**GIVEN REQUEST**
Pull out each line of the records holding the string "type".

**Saved data entries**
◆ ◆ ◆
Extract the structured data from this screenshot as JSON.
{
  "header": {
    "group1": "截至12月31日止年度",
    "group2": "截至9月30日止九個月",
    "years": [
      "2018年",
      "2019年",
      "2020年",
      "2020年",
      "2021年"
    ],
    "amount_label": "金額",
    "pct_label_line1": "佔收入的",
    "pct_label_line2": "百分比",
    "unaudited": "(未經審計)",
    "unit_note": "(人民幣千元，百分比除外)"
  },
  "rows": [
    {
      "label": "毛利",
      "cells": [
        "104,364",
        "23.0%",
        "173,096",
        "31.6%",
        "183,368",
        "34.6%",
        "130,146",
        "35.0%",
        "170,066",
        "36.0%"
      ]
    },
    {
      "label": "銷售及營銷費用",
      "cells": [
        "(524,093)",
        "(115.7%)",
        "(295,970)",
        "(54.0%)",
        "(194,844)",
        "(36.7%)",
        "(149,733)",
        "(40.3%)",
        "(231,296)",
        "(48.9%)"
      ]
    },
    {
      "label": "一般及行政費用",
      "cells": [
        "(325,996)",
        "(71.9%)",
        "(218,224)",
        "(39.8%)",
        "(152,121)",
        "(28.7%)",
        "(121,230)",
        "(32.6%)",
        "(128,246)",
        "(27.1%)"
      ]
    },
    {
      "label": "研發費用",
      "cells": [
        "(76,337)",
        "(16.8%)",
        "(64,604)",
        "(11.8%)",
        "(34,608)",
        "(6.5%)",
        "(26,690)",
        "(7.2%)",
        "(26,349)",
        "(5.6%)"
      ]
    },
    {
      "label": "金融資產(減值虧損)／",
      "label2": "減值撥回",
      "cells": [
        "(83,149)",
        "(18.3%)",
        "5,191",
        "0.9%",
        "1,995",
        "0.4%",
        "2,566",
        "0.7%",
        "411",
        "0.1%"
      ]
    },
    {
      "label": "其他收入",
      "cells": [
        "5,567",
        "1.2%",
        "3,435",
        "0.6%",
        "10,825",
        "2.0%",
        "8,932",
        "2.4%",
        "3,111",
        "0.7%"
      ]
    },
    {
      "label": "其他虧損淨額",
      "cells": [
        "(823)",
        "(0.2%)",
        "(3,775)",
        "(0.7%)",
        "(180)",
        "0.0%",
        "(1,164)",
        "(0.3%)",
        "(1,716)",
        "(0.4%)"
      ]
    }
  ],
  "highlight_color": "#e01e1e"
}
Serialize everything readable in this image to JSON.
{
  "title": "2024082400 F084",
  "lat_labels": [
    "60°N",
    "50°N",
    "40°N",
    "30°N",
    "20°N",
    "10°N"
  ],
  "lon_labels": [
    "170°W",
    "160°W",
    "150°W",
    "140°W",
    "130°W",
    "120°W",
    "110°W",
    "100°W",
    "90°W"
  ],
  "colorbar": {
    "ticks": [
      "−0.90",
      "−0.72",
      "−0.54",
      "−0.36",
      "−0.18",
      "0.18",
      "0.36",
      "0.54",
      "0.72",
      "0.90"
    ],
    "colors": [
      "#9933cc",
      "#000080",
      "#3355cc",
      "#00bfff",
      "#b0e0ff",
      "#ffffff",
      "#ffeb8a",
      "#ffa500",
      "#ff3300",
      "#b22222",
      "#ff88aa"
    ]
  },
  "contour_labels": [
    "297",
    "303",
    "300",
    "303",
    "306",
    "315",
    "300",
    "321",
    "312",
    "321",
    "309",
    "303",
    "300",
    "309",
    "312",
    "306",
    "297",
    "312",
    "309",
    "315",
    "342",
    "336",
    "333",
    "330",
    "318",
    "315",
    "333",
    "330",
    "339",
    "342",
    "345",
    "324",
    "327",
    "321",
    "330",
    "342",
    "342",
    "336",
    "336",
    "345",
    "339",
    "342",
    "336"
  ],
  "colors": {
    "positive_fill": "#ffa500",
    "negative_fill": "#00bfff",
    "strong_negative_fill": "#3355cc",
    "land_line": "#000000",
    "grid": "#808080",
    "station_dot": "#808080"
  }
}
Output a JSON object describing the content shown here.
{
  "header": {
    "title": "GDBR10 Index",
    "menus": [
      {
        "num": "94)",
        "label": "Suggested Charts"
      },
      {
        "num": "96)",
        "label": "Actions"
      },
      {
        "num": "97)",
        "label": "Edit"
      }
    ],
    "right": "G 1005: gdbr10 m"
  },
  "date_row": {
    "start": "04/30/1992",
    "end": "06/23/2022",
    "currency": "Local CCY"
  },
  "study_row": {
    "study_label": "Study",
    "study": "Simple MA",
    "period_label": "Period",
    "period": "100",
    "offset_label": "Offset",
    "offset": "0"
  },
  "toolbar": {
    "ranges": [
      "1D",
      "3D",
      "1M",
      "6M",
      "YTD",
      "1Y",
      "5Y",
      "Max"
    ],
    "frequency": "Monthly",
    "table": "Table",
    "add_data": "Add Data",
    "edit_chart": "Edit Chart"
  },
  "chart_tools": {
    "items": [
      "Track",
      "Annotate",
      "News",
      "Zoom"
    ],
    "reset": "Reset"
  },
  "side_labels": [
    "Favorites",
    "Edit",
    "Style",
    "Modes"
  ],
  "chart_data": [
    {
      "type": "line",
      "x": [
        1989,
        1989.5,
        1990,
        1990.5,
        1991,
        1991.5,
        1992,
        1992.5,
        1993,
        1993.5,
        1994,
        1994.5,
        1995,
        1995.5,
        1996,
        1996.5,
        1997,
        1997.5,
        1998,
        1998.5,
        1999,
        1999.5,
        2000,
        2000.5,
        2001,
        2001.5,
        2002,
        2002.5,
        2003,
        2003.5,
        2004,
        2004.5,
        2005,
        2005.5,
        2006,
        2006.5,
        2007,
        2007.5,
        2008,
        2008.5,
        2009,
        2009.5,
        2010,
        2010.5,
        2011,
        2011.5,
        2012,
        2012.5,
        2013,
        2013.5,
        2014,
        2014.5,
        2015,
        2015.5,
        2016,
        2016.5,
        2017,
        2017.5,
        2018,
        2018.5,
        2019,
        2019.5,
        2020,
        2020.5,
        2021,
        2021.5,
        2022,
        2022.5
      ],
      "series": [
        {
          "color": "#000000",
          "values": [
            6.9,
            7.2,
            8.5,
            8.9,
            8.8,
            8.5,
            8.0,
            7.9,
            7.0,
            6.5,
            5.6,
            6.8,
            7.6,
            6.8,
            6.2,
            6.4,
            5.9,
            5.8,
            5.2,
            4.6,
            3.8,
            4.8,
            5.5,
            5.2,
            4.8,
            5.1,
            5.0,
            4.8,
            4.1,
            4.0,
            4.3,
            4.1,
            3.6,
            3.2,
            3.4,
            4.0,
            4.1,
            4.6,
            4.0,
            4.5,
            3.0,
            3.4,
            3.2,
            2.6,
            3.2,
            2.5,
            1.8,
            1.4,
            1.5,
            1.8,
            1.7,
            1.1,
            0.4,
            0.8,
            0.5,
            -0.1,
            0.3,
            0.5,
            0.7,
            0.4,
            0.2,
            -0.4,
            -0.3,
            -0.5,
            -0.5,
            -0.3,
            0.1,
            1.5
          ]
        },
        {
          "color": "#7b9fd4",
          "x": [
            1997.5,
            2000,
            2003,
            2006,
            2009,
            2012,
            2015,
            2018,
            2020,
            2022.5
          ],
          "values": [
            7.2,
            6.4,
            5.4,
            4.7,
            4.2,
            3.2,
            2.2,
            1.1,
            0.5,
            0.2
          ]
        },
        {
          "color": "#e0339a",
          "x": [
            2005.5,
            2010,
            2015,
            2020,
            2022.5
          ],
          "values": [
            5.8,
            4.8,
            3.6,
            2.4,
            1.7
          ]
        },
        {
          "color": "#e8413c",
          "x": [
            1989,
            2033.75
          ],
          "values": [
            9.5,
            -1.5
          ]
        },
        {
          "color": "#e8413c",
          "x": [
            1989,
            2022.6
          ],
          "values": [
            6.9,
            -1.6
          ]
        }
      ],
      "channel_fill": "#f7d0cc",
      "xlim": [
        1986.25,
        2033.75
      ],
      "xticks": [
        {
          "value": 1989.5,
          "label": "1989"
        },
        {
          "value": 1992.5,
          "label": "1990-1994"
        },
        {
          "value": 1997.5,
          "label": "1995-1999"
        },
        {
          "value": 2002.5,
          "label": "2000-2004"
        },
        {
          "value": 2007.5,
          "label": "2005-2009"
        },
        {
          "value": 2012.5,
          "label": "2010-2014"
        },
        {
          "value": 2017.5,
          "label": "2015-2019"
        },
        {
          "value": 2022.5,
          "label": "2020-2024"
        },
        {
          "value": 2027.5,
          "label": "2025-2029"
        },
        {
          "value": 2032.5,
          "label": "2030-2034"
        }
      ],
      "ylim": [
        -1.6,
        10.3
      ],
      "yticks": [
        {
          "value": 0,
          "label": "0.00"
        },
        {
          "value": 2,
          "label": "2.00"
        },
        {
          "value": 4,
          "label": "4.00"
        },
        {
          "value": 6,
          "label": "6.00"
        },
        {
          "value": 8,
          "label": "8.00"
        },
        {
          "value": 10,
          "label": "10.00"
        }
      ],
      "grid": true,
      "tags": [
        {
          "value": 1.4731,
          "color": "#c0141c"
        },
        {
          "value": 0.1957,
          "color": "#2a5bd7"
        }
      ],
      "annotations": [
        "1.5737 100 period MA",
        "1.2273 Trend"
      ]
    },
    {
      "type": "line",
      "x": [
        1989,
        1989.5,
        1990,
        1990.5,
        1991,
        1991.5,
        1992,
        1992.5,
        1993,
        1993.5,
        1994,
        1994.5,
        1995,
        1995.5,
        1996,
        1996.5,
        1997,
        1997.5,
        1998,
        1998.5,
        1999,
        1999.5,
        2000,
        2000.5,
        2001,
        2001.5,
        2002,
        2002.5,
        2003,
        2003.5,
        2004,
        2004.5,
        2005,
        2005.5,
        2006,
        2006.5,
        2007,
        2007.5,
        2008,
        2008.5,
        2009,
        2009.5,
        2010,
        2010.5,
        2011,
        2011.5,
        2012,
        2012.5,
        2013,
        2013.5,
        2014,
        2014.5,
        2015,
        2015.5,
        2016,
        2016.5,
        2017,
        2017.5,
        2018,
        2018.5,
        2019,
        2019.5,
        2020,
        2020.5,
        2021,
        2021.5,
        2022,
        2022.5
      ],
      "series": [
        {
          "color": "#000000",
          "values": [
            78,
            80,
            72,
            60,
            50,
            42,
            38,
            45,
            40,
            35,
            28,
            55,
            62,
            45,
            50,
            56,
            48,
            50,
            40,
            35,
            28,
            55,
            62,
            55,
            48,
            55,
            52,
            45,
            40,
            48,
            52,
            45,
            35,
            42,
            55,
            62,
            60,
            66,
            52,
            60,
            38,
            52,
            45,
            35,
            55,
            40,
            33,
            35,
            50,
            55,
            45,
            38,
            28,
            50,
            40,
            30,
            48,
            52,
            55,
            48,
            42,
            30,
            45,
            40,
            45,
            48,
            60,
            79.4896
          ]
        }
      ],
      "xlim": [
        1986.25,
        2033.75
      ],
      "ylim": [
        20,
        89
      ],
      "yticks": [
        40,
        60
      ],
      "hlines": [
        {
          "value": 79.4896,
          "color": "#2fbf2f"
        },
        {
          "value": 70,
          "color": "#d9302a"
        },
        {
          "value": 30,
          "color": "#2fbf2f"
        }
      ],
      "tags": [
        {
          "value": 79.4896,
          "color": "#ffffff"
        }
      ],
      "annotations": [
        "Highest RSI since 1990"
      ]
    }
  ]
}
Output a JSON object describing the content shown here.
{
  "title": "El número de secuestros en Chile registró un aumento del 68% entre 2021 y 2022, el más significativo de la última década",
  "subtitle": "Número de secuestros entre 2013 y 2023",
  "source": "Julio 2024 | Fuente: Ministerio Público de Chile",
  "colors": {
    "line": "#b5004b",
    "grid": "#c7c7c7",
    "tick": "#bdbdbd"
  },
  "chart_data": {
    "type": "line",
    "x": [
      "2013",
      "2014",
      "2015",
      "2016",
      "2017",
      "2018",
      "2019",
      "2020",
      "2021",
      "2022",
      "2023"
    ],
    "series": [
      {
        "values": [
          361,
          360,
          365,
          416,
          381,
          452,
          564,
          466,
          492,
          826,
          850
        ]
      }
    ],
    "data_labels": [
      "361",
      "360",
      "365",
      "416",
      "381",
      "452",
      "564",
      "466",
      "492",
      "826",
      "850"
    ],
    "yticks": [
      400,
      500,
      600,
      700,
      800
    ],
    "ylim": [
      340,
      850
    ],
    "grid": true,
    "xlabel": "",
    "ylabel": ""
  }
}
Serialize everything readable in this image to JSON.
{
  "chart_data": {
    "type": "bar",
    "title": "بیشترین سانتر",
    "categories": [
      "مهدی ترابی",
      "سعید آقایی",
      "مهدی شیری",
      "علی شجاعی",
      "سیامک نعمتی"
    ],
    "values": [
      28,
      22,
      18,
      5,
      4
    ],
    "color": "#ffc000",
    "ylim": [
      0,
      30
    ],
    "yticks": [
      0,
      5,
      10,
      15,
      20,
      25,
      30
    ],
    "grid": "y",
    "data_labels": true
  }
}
◆ ◆ ◆
**WRITTEN ANSWER**
      "type": "line",
      "type": "line",
    "type": "line",
    "type": "bar",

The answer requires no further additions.